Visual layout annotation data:
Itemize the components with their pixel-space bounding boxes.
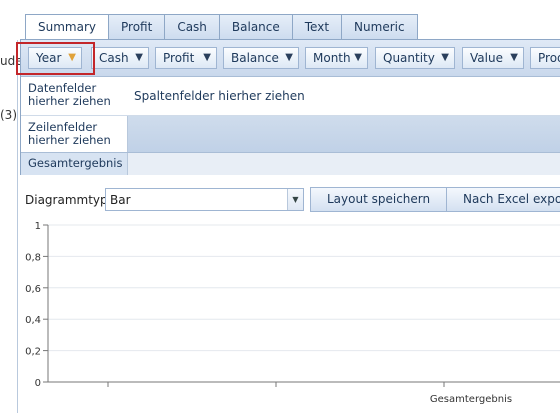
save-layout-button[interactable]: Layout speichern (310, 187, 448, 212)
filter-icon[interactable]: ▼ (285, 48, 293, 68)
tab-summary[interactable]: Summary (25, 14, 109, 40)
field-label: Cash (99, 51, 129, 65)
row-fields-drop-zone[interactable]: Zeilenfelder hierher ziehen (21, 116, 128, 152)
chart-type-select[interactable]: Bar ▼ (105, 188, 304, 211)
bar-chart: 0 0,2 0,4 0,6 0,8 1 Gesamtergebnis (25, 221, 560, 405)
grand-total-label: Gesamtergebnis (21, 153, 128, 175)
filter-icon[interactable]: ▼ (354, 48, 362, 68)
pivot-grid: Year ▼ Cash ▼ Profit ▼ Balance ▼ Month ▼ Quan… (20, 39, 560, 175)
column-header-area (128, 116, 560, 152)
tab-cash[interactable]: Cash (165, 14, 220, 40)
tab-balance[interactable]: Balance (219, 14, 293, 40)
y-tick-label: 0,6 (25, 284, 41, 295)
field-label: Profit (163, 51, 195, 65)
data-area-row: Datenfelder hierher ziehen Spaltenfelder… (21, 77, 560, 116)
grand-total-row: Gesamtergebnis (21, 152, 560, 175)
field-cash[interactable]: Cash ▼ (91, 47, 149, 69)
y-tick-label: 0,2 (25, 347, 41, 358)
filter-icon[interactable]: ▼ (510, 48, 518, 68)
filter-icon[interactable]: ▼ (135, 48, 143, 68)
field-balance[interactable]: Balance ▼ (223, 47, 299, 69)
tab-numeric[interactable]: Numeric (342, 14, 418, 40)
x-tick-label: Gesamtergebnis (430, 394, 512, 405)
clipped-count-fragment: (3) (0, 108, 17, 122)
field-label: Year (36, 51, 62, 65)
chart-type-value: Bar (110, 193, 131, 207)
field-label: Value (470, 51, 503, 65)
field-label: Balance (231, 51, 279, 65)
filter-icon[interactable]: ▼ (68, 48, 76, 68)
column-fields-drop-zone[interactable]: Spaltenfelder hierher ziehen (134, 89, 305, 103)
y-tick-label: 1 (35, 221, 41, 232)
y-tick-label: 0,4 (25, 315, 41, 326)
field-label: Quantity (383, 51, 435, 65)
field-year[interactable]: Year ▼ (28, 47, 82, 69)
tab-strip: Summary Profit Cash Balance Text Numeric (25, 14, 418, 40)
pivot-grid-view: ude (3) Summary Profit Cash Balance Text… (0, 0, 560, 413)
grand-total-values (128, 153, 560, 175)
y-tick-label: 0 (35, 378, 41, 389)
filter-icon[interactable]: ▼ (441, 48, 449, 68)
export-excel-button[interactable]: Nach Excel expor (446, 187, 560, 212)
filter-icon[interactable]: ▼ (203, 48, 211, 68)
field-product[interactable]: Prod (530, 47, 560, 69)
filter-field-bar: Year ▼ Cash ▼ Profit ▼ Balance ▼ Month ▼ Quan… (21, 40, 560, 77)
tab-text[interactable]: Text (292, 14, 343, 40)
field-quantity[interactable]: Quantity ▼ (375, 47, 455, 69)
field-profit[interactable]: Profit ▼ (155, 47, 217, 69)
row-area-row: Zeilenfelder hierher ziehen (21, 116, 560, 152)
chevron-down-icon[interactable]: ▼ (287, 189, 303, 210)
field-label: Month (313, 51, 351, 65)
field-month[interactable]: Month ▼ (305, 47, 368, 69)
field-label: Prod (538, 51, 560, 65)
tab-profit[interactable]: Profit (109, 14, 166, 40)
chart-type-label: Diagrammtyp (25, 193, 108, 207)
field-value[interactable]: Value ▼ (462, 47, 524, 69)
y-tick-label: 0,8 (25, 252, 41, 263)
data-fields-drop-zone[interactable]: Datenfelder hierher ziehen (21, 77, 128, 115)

Instructions for the task:
Output all of the rows above verbatim, leaving out the pictures.

Task output:
Itemize the components with their pixel-space bounding boxes.
save-layout-button[interactable]: Layout speichern (310, 187, 448, 212)
filter-icon[interactable]: ▼ (285, 48, 293, 68)
tab-summary[interactable]: Summary (25, 14, 109, 40)
field-label: Cash (99, 51, 129, 65)
row-fields-drop-zone[interactable]: Zeilenfelder hierher ziehen (21, 116, 128, 152)
chart-type-select[interactable]: Bar ▼ (105, 188, 304, 211)
bar-chart: 0 0,2 0,4 0,6 0,8 1 Gesamtergebnis (25, 221, 560, 405)
grand-total-label: Gesamtergebnis (21, 153, 128, 175)
filter-icon[interactable]: ▼ (354, 48, 362, 68)
pivot-grid: Year ▼ Cash ▼ Profit ▼ Balance ▼ Month ▼ Quan… (20, 39, 560, 175)
column-header-area (128, 116, 560, 152)
tab-cash[interactable]: Cash (165, 14, 220, 40)
tab-balance[interactable]: Balance (219, 14, 293, 40)
y-tick-label: 0,6 (25, 284, 41, 295)
field-label: Profit (163, 51, 195, 65)
data-area-row: Datenfelder hierher ziehen Spaltenfelder… (21, 77, 560, 116)
grand-total-row: Gesamtergebnis (21, 152, 560, 175)
field-cash[interactable]: Cash ▼ (91, 47, 149, 69)
y-tick-label: 0,2 (25, 347, 41, 358)
filter-icon[interactable]: ▼ (510, 48, 518, 68)
filter-icon[interactable]: ▼ (135, 48, 143, 68)
field-balance[interactable]: Balance ▼ (223, 47, 299, 69)
tab-numeric[interactable]: Numeric (342, 14, 418, 40)
x-tick-label: Gesamtergebnis (430, 394, 512, 405)
clipped-count-fragment: (3) (0, 108, 17, 122)
field-label: Year (36, 51, 62, 65)
chart-type-value: Bar (110, 193, 131, 207)
field-label: Value (470, 51, 503, 65)
field-label: Balance (231, 51, 279, 65)
filter-icon[interactable]: ▼ (68, 48, 76, 68)
column-fields-drop-zone[interactable]: Spaltenfelder hierher ziehen (134, 89, 305, 103)
y-tick-label: 1 (35, 221, 41, 232)
y-tick-label: 0,4 (25, 315, 41, 326)
field-label: Quantity (383, 51, 435, 65)
field-year[interactable]: Year ▼ (28, 47, 82, 69)
tab-strip: Summary Profit Cash Balance Text Numeric (25, 14, 418, 40)
pivot-grid-view: ude (3) Summary Profit Cash Balance Text… (0, 0, 560, 413)
grand-total-values (128, 153, 560, 175)
y-tick-label: 0 (35, 378, 41, 389)
filter-icon[interactable]: ▼ (441, 48, 449, 68)
export-excel-button[interactable]: Nach Excel expor (446, 187, 560, 212)
filter-icon[interactable]: ▼ (203, 48, 211, 68)
field-product[interactable]: Prod (530, 47, 560, 69)
filter-field-bar: Year ▼ Cash ▼ Profit ▼ Balance ▼ Month ▼ Quan… (21, 40, 560, 77)
tab-text[interactable]: Text (292, 14, 343, 40)
field-quantity[interactable]: Quantity ▼ (375, 47, 455, 69)
field-profit[interactable]: Profit ▼ (155, 47, 217, 69)
row-area-row: Zeilenfelder hierher ziehen (21, 116, 560, 152)
chevron-down-icon[interactable]: ▼ (287, 189, 303, 210)
field-label: Month (313, 51, 351, 65)
field-month[interactable]: Month ▼ (305, 47, 368, 69)
field-label: Prod (538, 51, 560, 65)
tab-profit[interactable]: Profit (109, 14, 166, 40)
chart-type-label: Diagrammtyp (25, 193, 108, 207)
field-value[interactable]: Value ▼ (462, 47, 524, 69)
y-tick-label: 0,8 (25, 252, 41, 263)
data-fields-drop-zone[interactable]: Datenfelder hierher ziehen (21, 77, 128, 115)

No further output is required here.